Data rows
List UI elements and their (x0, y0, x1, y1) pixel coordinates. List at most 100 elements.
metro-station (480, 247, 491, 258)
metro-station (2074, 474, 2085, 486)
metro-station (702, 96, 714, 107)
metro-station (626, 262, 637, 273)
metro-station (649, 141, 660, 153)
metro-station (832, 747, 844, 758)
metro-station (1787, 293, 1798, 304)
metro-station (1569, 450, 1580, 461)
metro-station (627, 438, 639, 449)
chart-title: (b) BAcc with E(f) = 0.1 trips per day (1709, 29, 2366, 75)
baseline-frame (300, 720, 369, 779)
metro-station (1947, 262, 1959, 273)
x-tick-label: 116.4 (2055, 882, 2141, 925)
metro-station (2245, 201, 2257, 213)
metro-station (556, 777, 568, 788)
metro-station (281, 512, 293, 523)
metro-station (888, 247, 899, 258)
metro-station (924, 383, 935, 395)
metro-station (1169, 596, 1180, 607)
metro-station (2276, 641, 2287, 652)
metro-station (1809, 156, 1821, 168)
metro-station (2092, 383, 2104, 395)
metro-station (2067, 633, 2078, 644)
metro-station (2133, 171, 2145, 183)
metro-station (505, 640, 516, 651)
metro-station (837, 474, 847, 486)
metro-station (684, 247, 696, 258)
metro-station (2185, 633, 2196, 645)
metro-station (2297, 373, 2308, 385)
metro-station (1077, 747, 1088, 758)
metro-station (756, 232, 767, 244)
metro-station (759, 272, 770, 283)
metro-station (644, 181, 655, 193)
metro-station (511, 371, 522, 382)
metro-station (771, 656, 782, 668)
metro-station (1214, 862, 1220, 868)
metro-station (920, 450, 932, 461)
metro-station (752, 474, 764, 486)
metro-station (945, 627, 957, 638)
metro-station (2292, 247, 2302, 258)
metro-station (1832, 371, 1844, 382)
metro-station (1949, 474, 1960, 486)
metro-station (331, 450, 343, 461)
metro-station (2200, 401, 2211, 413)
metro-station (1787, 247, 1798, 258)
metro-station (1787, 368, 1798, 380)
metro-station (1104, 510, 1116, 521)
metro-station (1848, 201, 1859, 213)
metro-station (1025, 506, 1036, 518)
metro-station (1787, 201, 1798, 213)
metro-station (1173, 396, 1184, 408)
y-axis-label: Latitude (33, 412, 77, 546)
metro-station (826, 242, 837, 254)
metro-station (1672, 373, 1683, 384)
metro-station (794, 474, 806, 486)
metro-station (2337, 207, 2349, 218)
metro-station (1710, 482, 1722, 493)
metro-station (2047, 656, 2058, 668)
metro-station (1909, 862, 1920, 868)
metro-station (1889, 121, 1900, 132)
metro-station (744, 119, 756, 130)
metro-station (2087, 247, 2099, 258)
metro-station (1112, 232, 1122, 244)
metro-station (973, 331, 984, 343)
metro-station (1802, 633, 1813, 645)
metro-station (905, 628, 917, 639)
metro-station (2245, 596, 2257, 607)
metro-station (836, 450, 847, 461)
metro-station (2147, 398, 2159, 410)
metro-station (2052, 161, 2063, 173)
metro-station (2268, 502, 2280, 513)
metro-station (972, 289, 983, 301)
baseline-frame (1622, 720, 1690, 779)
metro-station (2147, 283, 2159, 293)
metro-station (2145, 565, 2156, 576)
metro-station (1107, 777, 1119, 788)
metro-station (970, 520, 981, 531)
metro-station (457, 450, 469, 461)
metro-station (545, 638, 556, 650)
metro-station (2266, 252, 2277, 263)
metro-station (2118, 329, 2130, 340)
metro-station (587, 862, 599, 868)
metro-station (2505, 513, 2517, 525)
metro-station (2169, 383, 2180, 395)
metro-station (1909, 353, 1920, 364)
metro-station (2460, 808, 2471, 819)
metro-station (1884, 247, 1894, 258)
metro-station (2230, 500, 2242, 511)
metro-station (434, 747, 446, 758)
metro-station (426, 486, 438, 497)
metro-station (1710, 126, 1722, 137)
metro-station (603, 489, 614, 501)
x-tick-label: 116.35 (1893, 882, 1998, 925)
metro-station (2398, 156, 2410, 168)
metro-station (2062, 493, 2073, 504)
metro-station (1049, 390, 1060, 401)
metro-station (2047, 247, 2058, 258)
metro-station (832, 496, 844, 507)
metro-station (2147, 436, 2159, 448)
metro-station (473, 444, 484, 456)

Exercise goal
Rename every "metro-station" in the items above to "transit-stop", and leave all other text unchanged.

Worked solution
List UI elements and their (x0, y0, x1, y1) pixel coordinates. List at most 100 elements.
transit-stop (480, 247, 491, 258)
transit-stop (2074, 474, 2085, 486)
transit-stop (702, 96, 714, 107)
transit-stop (626, 262, 637, 273)
transit-stop (649, 141, 660, 153)
transit-stop (832, 747, 844, 758)
transit-stop (1787, 293, 1798, 304)
transit-stop (1569, 450, 1580, 461)
transit-stop (627, 438, 639, 449)
chart-title: (b) BAcc with E(f) = 0.1 trips per day (1709, 29, 2366, 75)
baseline-frame (300, 720, 369, 779)
transit-stop (1947, 262, 1959, 273)
x-tick-label: 116.4 (2055, 882, 2141, 925)
transit-stop (2245, 201, 2257, 213)
transit-stop (556, 777, 568, 788)
transit-stop (281, 512, 293, 523)
transit-stop (888, 247, 899, 258)
transit-stop (924, 383, 935, 395)
transit-stop (1169, 596, 1180, 607)
transit-stop (2276, 641, 2287, 652)
transit-stop (1809, 156, 1821, 168)
transit-stop (2092, 383, 2104, 395)
transit-stop (2067, 633, 2078, 644)
transit-stop (2133, 171, 2145, 183)
transit-stop (505, 640, 516, 651)
transit-stop (837, 474, 847, 486)
transit-stop (684, 247, 696, 258)
transit-stop (2185, 633, 2196, 645)
transit-stop (2297, 373, 2308, 385)
transit-stop (1077, 747, 1088, 758)
transit-stop (756, 232, 767, 244)
transit-stop (759, 272, 770, 283)
transit-stop (644, 181, 655, 193)
transit-stop (511, 371, 522, 382)
transit-stop (771, 656, 782, 668)
transit-stop (1214, 862, 1220, 868)
transit-stop (920, 450, 932, 461)
transit-stop (752, 474, 764, 486)
transit-stop (945, 627, 957, 638)
transit-stop (2292, 247, 2302, 258)
transit-stop (1832, 371, 1844, 382)
transit-stop (1949, 474, 1960, 486)
transit-stop (331, 450, 343, 461)
transit-stop (2200, 401, 2211, 413)
transit-stop (1787, 247, 1798, 258)
transit-stop (1787, 368, 1798, 380)
transit-stop (1104, 510, 1116, 521)
transit-stop (1848, 201, 1859, 213)
transit-stop (1025, 506, 1036, 518)
transit-stop (1787, 201, 1798, 213)
transit-stop (1173, 396, 1184, 408)
y-axis-label: Latitude (33, 412, 77, 546)
transit-stop (826, 242, 837, 254)
transit-stop (1672, 373, 1683, 384)
transit-stop (794, 474, 806, 486)
transit-stop (2337, 207, 2349, 218)
transit-stop (1710, 482, 1722, 493)
transit-stop (2047, 656, 2058, 668)
transit-stop (1909, 862, 1920, 868)
transit-stop (1889, 121, 1900, 132)
transit-stop (744, 119, 756, 130)
transit-stop (2087, 247, 2099, 258)
transit-stop (1112, 232, 1122, 244)
transit-stop (973, 331, 984, 343)
transit-stop (1802, 633, 1813, 645)
transit-stop (905, 628, 917, 639)
transit-stop (2245, 596, 2257, 607)
transit-stop (836, 450, 847, 461)
transit-stop (2147, 398, 2159, 410)
transit-stop (2052, 161, 2063, 173)
transit-stop (2268, 502, 2280, 513)
transit-stop (972, 289, 983, 301)
baseline-frame (1622, 720, 1690, 779)
transit-stop (2147, 283, 2159, 293)
transit-stop (2145, 565, 2156, 576)
transit-stop (1107, 777, 1119, 788)
transit-stop (970, 520, 981, 531)
transit-stop (457, 450, 469, 461)
transit-stop (545, 638, 556, 650)
transit-stop (2266, 252, 2277, 263)
transit-stop (2118, 329, 2130, 340)
transit-stop (587, 862, 599, 868)
transit-stop (2505, 513, 2517, 525)
transit-stop (2169, 383, 2180, 395)
transit-stop (1909, 353, 1920, 364)
transit-stop (2460, 808, 2471, 819)
transit-stop (1884, 247, 1894, 258)
transit-stop (2230, 500, 2242, 511)
transit-stop (434, 747, 446, 758)
transit-stop (426, 486, 438, 497)
transit-stop (1710, 126, 1722, 137)
transit-stop (603, 489, 614, 501)
x-tick-label: 116.35 (1893, 882, 1998, 925)
transit-stop (2398, 156, 2410, 168)
transit-stop (2062, 493, 2073, 504)
transit-stop (1049, 390, 1060, 401)
transit-stop (2047, 247, 2058, 258)
transit-stop (832, 496, 844, 507)
transit-stop (2147, 436, 2159, 448)
transit-stop (473, 444, 484, 456)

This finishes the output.